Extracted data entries

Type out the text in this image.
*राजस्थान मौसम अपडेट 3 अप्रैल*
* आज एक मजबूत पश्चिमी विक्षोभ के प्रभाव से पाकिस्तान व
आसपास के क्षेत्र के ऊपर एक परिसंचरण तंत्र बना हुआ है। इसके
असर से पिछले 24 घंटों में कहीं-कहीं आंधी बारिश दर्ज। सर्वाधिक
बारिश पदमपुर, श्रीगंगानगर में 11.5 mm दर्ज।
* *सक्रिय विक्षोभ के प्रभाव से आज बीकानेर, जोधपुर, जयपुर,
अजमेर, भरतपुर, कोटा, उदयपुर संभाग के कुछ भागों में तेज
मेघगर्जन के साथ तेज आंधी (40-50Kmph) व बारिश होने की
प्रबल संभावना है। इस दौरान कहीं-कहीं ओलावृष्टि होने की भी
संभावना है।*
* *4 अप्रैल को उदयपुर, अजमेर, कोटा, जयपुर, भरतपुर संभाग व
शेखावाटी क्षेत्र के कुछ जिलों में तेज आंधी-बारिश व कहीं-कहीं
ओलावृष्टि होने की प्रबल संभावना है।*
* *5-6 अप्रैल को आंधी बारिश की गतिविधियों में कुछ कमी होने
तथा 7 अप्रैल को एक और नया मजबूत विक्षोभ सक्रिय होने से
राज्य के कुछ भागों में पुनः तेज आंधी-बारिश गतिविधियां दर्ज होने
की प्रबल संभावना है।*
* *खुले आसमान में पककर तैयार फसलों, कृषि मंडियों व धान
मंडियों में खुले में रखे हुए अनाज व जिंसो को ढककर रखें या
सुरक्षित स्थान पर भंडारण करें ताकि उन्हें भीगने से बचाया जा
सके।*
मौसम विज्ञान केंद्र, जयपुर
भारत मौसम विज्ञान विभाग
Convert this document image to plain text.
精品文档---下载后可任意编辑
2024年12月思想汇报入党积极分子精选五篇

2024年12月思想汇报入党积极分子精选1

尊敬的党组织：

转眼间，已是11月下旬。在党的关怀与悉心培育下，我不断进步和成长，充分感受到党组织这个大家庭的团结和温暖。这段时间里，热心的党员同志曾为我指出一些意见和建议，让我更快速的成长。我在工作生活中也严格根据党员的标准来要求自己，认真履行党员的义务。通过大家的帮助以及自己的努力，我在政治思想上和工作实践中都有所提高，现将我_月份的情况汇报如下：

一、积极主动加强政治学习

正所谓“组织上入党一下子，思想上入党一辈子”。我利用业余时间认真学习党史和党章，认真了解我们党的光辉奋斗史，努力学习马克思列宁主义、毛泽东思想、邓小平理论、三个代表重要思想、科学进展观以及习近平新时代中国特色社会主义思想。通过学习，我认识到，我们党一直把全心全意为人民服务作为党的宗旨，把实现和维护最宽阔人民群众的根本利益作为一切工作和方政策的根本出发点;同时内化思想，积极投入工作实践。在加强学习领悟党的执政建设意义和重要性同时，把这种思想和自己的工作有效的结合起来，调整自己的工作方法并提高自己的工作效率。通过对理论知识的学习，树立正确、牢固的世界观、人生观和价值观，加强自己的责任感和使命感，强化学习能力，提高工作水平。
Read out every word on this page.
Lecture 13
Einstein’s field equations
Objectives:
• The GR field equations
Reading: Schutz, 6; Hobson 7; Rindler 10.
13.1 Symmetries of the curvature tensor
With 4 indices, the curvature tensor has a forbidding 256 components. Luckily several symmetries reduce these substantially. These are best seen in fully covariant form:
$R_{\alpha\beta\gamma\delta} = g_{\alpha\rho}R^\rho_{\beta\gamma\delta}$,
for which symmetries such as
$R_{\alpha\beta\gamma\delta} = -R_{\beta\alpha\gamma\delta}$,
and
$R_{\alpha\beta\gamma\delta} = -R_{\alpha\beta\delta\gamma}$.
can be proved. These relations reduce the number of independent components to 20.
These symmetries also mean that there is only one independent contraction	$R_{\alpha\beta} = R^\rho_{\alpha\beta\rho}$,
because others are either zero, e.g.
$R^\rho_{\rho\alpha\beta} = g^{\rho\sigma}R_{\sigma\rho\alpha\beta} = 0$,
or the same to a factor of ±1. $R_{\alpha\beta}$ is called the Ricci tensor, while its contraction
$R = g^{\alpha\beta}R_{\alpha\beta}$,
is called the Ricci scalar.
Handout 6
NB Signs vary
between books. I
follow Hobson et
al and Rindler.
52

> **WORK TO COMPLETE**
In the records above, find the lines containing "curvature" and copy them.

> **ANSWER FOR THIS EXERCISE**
13.1 Symmetries of the curvature tensor
With 4 indices, the curvature tensor has a forbidding 256 components. Luckily several symmetries reduce these substantially. These are best seen in fully covariant form:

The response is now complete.